[Data entries]
________________________

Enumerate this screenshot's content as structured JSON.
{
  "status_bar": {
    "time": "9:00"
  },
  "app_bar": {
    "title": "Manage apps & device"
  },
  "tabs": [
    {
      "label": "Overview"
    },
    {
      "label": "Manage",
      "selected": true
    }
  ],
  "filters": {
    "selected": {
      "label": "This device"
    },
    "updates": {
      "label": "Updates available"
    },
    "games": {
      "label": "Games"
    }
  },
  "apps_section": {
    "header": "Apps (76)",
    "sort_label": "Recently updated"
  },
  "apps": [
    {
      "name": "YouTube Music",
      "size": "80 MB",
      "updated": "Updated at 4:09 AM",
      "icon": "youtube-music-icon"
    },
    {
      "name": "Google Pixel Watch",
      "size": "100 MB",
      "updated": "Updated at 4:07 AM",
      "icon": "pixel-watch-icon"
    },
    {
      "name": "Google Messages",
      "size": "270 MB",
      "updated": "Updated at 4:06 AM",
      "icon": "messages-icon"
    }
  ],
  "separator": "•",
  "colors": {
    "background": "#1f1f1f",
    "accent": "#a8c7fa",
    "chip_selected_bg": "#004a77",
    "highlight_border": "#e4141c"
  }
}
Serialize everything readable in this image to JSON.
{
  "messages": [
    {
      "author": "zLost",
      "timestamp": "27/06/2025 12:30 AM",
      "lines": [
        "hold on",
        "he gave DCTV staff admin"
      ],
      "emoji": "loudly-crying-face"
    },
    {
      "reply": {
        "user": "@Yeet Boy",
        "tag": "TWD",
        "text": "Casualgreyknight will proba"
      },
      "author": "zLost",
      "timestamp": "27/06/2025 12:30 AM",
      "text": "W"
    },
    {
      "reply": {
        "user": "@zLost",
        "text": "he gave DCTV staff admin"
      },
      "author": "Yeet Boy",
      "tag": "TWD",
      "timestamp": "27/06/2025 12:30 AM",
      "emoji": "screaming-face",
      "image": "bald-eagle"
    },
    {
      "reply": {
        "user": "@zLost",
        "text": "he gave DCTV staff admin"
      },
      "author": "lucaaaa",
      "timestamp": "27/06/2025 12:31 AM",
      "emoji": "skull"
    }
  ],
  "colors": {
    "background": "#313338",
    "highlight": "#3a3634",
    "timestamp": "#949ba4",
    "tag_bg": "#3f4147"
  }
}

________________________

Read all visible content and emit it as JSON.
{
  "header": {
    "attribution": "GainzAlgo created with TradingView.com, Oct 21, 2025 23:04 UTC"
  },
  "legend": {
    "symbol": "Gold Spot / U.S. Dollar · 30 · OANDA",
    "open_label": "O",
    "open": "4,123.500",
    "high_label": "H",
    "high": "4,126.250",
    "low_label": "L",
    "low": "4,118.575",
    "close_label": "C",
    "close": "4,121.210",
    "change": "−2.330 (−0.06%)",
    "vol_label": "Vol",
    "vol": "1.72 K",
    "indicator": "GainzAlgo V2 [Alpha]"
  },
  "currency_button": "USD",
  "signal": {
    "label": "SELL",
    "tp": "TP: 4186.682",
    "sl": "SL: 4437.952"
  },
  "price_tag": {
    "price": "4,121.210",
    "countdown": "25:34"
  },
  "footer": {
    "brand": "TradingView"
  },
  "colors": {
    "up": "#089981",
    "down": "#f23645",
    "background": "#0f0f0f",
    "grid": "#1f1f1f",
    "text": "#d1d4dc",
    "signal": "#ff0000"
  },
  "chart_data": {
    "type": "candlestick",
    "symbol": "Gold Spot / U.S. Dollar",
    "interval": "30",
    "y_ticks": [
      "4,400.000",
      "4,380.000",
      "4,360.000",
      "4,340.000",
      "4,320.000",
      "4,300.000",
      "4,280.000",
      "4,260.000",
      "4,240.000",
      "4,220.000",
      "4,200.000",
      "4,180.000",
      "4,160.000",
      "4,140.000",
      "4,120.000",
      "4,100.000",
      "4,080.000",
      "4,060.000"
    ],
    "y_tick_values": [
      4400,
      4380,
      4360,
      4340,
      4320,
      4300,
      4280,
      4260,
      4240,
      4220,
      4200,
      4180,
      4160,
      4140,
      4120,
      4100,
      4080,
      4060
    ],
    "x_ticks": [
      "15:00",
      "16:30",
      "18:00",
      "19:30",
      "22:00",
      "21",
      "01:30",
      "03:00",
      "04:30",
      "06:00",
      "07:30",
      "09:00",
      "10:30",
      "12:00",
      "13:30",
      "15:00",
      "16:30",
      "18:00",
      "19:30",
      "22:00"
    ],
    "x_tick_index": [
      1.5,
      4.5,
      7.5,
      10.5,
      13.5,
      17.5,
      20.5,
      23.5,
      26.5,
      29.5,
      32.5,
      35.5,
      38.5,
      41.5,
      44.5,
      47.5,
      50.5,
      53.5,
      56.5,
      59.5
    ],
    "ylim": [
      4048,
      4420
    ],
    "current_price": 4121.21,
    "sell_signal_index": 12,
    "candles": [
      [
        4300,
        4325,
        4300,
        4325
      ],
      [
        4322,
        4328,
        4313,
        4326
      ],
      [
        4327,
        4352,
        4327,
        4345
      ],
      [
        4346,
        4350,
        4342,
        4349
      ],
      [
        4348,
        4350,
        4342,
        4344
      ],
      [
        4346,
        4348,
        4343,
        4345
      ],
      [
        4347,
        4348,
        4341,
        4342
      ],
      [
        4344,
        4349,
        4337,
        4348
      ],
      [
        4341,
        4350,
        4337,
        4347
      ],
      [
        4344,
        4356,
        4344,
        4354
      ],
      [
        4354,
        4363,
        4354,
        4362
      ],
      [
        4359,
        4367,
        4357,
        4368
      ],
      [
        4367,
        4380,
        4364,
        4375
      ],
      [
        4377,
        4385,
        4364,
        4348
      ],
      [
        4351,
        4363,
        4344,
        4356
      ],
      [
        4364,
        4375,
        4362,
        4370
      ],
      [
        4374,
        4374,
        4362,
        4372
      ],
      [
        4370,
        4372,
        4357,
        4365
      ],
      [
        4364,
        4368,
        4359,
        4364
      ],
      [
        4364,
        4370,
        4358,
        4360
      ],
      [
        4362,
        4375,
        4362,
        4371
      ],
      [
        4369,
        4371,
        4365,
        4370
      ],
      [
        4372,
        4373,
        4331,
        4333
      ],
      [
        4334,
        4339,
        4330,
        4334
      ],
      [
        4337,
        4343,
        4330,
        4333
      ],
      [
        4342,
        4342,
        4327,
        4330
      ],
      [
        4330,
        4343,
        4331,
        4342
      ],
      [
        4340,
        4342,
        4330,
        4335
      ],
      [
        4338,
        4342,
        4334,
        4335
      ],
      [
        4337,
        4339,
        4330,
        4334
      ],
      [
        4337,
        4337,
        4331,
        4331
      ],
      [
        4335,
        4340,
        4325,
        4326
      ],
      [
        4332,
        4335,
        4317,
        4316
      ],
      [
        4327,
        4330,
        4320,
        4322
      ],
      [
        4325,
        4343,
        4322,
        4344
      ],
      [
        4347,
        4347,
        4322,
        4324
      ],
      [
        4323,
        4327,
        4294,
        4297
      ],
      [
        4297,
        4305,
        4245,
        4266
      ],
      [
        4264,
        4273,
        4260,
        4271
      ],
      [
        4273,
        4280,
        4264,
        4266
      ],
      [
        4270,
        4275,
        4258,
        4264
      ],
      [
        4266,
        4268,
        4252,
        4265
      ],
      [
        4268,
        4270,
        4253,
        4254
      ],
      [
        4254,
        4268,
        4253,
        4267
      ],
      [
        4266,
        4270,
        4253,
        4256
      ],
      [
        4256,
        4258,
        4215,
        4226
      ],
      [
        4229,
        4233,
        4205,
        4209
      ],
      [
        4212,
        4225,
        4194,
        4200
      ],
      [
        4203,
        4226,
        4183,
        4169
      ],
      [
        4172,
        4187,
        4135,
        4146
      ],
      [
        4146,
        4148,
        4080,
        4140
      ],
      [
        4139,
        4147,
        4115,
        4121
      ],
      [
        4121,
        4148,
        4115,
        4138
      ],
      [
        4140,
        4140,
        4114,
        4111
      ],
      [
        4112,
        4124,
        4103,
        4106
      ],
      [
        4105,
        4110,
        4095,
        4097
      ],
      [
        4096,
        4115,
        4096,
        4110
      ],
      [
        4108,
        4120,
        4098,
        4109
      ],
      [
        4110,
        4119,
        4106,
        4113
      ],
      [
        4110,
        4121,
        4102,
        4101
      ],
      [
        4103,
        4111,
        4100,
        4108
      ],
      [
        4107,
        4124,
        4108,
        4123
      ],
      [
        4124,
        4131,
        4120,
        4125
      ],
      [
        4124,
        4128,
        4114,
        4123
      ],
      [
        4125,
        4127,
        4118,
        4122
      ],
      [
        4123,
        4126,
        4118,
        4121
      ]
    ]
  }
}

________________________

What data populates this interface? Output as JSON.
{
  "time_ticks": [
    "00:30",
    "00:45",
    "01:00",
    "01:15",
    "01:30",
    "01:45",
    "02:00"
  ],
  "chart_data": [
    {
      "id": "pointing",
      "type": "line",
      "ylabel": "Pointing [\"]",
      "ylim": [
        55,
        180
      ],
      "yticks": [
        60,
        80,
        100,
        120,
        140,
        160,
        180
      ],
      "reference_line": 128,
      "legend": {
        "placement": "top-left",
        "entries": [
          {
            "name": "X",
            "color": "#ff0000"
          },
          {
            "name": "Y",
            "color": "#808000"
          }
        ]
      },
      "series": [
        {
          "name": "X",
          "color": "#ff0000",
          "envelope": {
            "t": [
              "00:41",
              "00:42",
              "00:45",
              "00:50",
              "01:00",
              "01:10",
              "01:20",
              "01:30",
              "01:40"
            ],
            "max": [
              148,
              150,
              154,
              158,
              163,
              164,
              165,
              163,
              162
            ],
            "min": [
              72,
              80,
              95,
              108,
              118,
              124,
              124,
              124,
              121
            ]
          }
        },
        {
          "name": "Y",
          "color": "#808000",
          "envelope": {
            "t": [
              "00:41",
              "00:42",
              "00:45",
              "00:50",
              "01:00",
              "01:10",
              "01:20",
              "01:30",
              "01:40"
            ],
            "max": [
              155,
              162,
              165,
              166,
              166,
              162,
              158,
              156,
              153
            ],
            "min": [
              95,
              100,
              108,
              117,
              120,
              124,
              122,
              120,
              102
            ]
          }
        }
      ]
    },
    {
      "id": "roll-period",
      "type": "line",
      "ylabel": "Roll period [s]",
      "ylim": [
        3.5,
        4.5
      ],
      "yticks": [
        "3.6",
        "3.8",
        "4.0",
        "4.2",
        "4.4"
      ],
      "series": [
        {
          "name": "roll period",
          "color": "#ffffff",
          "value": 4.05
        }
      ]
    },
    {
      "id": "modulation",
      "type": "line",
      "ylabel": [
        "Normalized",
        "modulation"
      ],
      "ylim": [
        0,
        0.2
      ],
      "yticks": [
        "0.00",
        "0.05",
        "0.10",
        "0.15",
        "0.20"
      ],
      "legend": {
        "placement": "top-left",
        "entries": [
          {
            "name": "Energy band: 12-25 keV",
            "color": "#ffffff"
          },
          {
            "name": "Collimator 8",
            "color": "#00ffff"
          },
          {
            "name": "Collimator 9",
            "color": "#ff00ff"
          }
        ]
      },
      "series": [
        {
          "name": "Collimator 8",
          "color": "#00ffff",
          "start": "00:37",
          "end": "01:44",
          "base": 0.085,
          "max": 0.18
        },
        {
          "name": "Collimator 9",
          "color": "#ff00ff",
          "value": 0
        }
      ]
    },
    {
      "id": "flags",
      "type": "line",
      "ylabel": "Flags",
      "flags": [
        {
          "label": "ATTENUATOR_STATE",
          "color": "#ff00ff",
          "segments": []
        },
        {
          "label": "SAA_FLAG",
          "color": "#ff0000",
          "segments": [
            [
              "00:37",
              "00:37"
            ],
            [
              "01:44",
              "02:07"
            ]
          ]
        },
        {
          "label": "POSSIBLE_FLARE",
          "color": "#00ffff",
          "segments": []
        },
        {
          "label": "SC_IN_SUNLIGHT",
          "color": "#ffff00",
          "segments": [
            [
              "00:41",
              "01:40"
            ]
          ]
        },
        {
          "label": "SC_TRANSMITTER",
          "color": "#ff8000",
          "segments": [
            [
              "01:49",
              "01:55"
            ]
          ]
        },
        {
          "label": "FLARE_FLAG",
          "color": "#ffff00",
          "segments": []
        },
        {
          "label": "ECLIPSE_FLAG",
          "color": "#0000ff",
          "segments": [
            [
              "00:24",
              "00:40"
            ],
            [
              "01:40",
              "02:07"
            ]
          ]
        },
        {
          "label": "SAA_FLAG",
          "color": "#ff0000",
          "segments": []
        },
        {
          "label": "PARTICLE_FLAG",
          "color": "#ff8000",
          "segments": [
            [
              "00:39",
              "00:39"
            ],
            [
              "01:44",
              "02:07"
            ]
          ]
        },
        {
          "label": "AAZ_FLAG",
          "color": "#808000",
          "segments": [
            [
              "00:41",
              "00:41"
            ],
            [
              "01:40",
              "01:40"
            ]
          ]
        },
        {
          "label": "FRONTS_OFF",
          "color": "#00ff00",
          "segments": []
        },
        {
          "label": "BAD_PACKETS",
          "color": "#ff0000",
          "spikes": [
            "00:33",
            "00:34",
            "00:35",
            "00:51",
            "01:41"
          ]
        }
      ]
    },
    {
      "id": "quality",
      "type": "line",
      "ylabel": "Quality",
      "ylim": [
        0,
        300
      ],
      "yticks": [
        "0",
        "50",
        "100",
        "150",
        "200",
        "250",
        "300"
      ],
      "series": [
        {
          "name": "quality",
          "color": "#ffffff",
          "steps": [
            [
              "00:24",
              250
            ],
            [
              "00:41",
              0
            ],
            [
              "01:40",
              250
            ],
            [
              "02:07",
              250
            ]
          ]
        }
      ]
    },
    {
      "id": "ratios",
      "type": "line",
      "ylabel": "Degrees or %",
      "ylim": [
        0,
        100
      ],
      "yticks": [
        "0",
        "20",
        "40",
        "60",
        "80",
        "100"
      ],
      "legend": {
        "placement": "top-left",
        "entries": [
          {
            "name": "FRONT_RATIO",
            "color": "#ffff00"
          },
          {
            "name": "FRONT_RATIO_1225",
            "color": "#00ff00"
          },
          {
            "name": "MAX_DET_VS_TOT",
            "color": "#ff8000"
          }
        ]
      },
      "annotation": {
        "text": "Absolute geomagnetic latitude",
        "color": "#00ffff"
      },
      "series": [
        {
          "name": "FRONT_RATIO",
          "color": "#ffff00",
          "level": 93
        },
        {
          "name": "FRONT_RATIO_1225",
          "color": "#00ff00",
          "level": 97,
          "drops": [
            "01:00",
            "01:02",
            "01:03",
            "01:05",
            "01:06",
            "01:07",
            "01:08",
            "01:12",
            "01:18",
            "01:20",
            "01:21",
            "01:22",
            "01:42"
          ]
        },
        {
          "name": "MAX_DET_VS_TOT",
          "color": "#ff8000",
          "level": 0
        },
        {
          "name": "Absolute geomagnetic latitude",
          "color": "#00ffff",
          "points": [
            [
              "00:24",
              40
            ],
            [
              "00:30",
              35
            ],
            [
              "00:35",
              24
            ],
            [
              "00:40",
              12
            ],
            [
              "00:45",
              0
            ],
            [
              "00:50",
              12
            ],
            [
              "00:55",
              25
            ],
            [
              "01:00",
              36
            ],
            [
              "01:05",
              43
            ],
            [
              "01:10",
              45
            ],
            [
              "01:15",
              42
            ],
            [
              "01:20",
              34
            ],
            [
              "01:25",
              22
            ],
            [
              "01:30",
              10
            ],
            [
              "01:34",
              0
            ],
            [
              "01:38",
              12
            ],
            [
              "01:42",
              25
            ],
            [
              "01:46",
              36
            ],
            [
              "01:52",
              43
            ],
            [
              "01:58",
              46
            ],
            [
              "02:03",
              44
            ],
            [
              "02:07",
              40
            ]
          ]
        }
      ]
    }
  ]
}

________________________

* DIRECTION *
Every line containing the string "Dollar" must be listed.

* EXPECTED ANSWER *
    "symbol": "Gold Spot / U.S. Dollar · 30 · OANDA",
    "symbol": "Gold Spot / U.S. Dollar",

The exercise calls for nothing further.